[Extracted data entries]
(begin)
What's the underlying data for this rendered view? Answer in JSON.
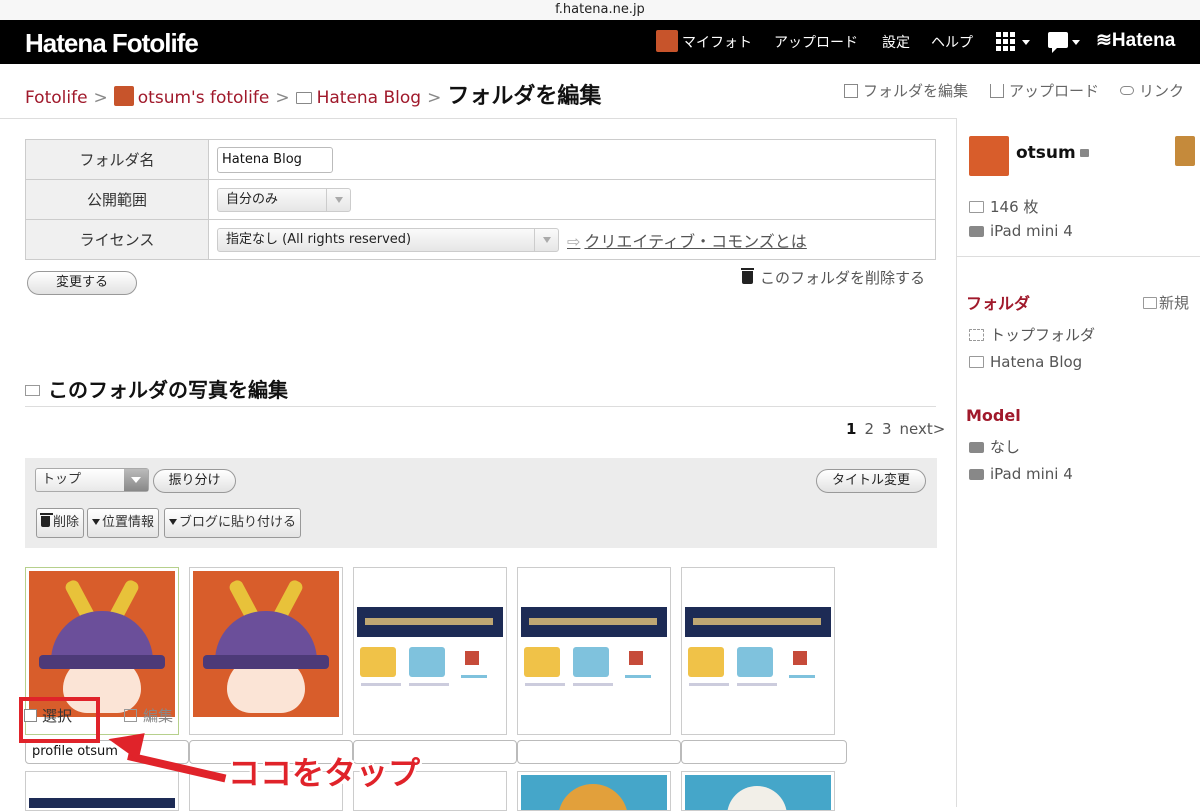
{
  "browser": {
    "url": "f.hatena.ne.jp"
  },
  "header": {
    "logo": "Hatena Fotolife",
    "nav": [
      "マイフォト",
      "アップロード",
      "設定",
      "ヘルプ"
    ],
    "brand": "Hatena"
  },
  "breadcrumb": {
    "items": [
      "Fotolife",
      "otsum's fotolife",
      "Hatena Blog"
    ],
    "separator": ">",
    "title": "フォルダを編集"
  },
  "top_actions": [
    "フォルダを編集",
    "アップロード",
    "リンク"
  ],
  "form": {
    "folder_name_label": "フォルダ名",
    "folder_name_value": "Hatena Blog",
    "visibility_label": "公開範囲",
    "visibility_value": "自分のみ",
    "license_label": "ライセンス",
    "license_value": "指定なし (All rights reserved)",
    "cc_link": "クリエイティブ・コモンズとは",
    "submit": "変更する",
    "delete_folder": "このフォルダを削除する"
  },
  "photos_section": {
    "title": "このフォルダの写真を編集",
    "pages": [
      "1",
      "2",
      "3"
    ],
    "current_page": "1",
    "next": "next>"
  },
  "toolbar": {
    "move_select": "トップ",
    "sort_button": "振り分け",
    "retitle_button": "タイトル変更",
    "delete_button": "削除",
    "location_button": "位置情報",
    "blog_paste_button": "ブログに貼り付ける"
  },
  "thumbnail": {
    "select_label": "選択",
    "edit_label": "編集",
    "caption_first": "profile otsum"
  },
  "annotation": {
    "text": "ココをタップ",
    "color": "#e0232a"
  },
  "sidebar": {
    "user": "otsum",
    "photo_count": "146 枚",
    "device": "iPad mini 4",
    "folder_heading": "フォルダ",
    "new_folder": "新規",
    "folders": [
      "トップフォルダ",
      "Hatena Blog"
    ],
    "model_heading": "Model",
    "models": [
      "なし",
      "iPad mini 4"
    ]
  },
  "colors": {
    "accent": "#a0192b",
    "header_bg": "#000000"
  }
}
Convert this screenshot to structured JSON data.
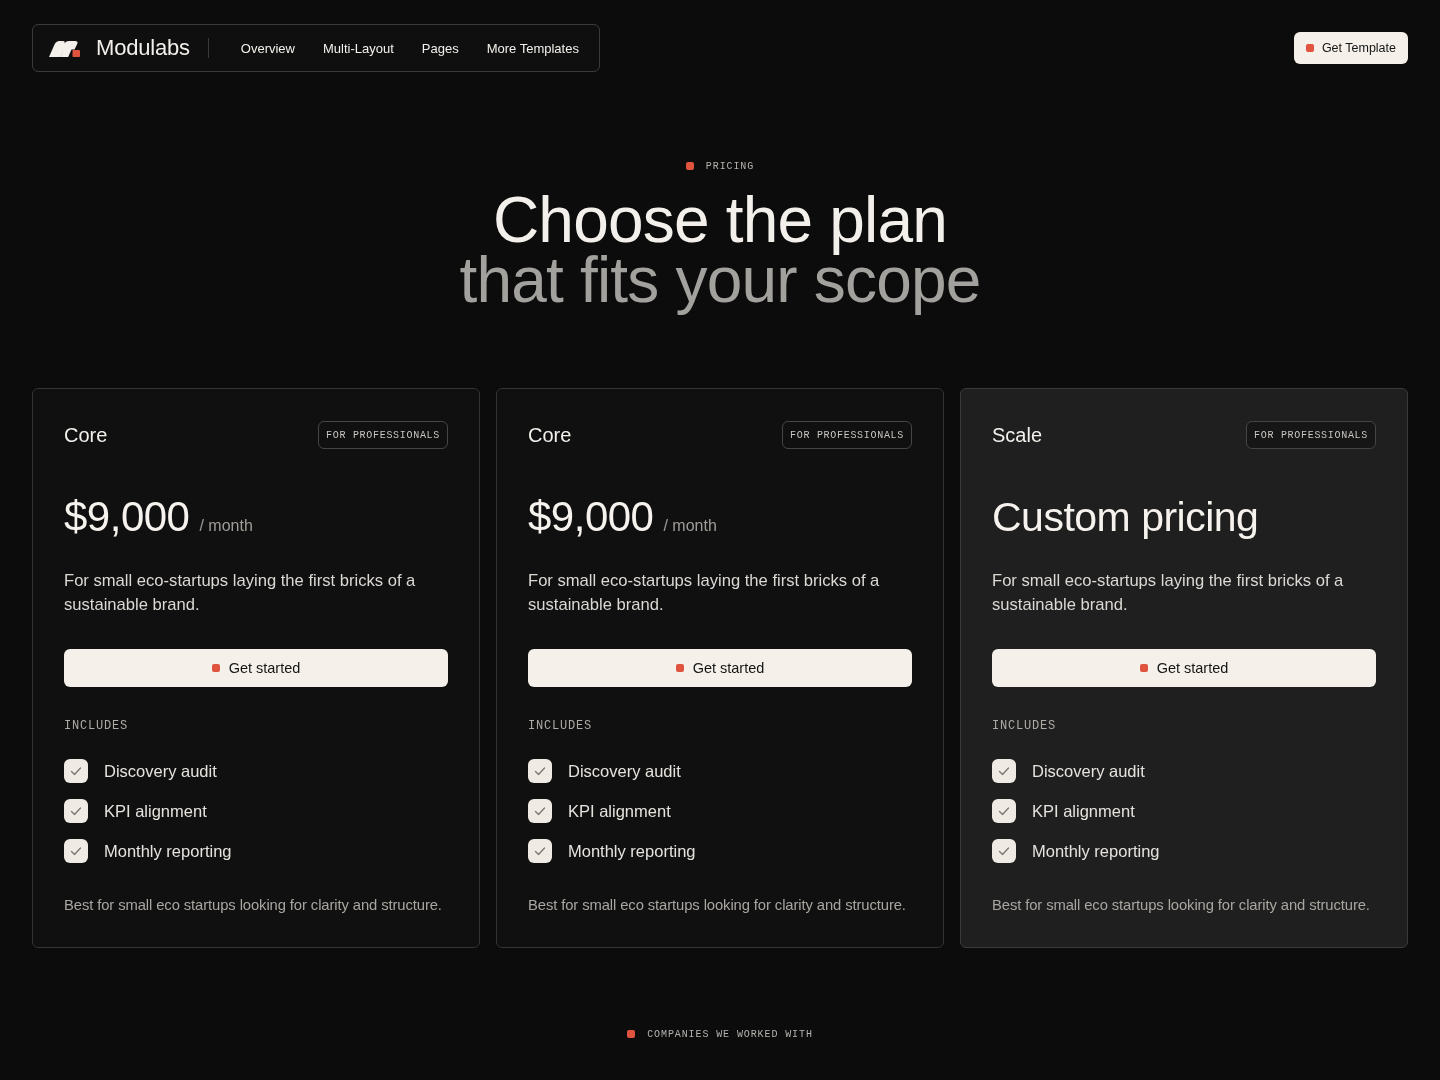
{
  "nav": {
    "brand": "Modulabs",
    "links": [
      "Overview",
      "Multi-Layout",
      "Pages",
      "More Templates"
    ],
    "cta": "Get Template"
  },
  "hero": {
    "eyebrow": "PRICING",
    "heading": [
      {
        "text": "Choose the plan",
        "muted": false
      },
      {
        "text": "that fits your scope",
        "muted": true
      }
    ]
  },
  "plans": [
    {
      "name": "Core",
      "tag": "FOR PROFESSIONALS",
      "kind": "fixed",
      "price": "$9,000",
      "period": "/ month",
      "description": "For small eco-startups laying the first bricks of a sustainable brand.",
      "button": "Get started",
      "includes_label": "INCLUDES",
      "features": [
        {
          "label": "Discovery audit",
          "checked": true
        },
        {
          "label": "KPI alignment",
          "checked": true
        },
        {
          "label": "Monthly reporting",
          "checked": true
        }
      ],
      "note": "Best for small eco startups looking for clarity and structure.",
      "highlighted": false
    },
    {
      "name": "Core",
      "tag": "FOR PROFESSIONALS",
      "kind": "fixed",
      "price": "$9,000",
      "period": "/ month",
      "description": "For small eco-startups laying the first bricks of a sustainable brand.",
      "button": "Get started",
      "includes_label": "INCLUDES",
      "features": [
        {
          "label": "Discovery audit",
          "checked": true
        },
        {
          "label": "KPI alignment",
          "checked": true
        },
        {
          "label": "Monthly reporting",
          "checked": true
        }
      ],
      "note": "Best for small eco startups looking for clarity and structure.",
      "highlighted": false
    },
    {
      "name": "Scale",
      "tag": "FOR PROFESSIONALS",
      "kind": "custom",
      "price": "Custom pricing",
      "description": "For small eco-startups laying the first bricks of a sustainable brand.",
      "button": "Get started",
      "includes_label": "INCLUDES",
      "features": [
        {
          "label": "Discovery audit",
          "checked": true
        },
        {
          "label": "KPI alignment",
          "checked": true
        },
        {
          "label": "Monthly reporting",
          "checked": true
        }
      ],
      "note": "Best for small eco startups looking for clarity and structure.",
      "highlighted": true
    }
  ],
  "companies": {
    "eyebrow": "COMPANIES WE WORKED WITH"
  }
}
(end)
The task:
Only the number should be given: how many lines of the data contain the word "eyebrow"?

The answer:
2